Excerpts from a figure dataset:
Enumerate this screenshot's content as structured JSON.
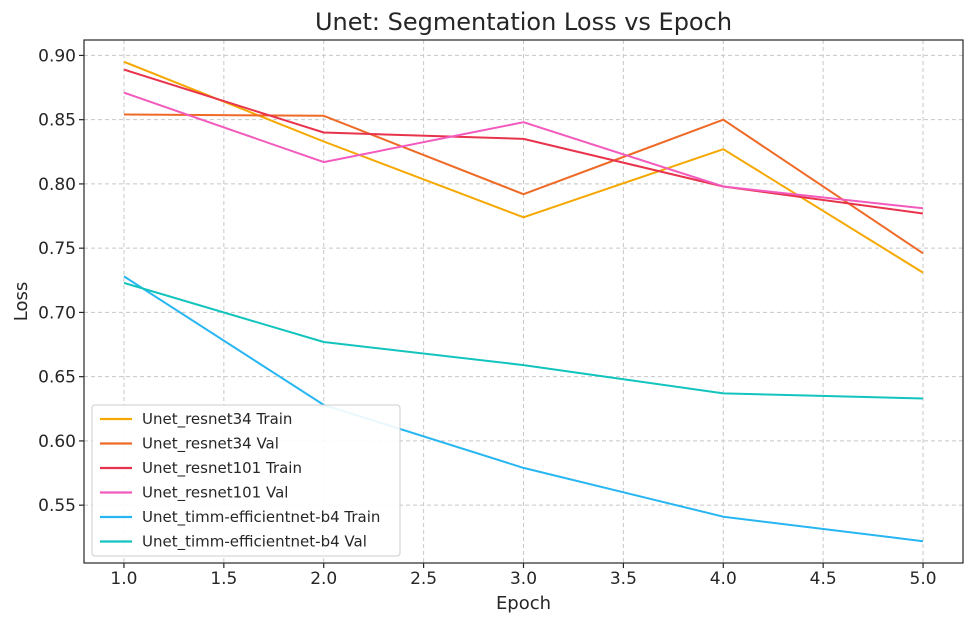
{
  "chart_data": {
    "type": "line",
    "title": "Unet: Segmentation Loss vs Epoch",
    "xlabel": "Epoch",
    "ylabel": "Loss",
    "xlim": [
      0.8,
      5.2
    ],
    "ylim": [
      0.505,
      0.912
    ],
    "xticks": [
      1.0,
      1.5,
      2.0,
      2.5,
      3.0,
      3.5,
      4.0,
      4.5,
      5.0
    ],
    "yticks": [
      0.55,
      0.6,
      0.65,
      0.7,
      0.75,
      0.8,
      0.85,
      0.9
    ],
    "grid": true,
    "legend_position": "lower-left",
    "x": [
      1,
      2,
      3,
      4,
      5
    ],
    "series": [
      {
        "name": "Unet_resnet34 Train",
        "color": "#f5a800",
        "values": [
          0.895,
          0.833,
          0.774,
          0.827,
          0.731
        ]
      },
      {
        "name": "Unet_resnet34 Val",
        "color": "#ee6a26",
        "values": [
          0.854,
          0.853,
          0.792,
          0.85,
          0.746
        ]
      },
      {
        "name": "Unet_resnet101 Train",
        "color": "#e8334c",
        "values": [
          0.889,
          0.84,
          0.835,
          0.798,
          0.777
        ]
      },
      {
        "name": "Unet_resnet101 Val",
        "color": "#f25bbd",
        "values": [
          0.871,
          0.817,
          0.848,
          0.798,
          0.781
        ]
      },
      {
        "name": "Unet_timm-efficientnet-b4 Train",
        "color": "#27b6f2",
        "values": [
          0.728,
          0.628,
          0.579,
          0.541,
          0.522
        ]
      },
      {
        "name": "Unet_timm-efficientnet-b4 Val",
        "color": "#12c4bd",
        "values": [
          0.723,
          0.677,
          0.659,
          0.637,
          0.633
        ]
      }
    ]
  }
}
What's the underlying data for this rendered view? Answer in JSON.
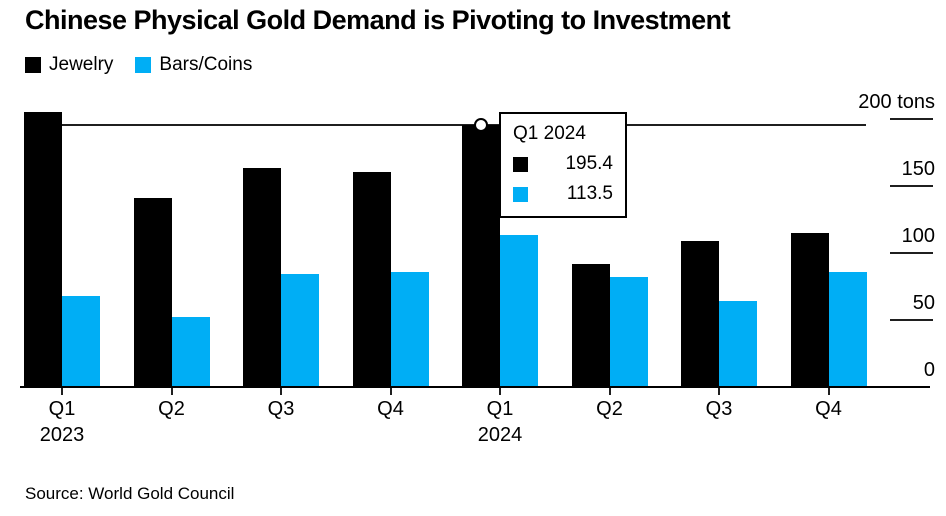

== Exercise goal ==
Give all the entries again exactly, dropping each picture.

== Right answer ==
Enumerate this screenshot's content as structured JSON.
{
  "chart_data": {
    "type": "line",
    "title": "Unet: Segmentation Loss vs Epoch",
    "xlabel": "Epoch",
    "ylabel": "Loss",
    "xlim": [
      0.8,
      5.2
    ],
    "ylim": [
      0.505,
      0.912
    ],
    "xticks": [
      1.0,
      1.5,
      2.0,
      2.5,
      3.0,
      3.5,
      4.0,
      4.5,
      5.0
    ],
    "yticks": [
      0.55,
      0.6,
      0.65,
      0.7,
      0.75,
      0.8,
      0.85,
      0.9
    ],
    "grid": true,
    "legend_position": "lower-left",
    "x": [
      1,
      2,
      3,
      4,
      5
    ],
    "series": [
      {
        "name": "Unet_resnet34 Train",
        "color": "#f5a800",
        "values": [
          0.895,
          0.833,
          0.774,
          0.827,
          0.731
        ]
      },
      {
        "name": "Unet_resnet34 Val",
        "color": "#ee6a26",
        "values": [
          0.854,
          0.853,
          0.792,
          0.85,
          0.746
        ]
      },
      {
        "name": "Unet_resnet101 Train",
        "color": "#e8334c",
        "values": [
          0.889,
          0.84,
          0.835,
          0.798,
          0.777
        ]
      },
      {
        "name": "Unet_resnet101 Val",
        "color": "#f25bbd",
        "values": [
          0.871,
          0.817,
          0.848,
          0.798,
          0.781
        ]
      },
      {
        "name": "Unet_timm-efficientnet-b4 Train",
        "color": "#27b6f2",
        "values": [
          0.728,
          0.628,
          0.579,
          0.541,
          0.522
        ]
      },
      {
        "name": "Unet_timm-efficientnet-b4 Val",
        "color": "#12c4bd",
        "values": [
          0.723,
          0.677,
          0.659,
          0.637,
          0.633
        ]
      }
    ]
  }
}
What's the underlying data for this rendered view? Answer in JSON.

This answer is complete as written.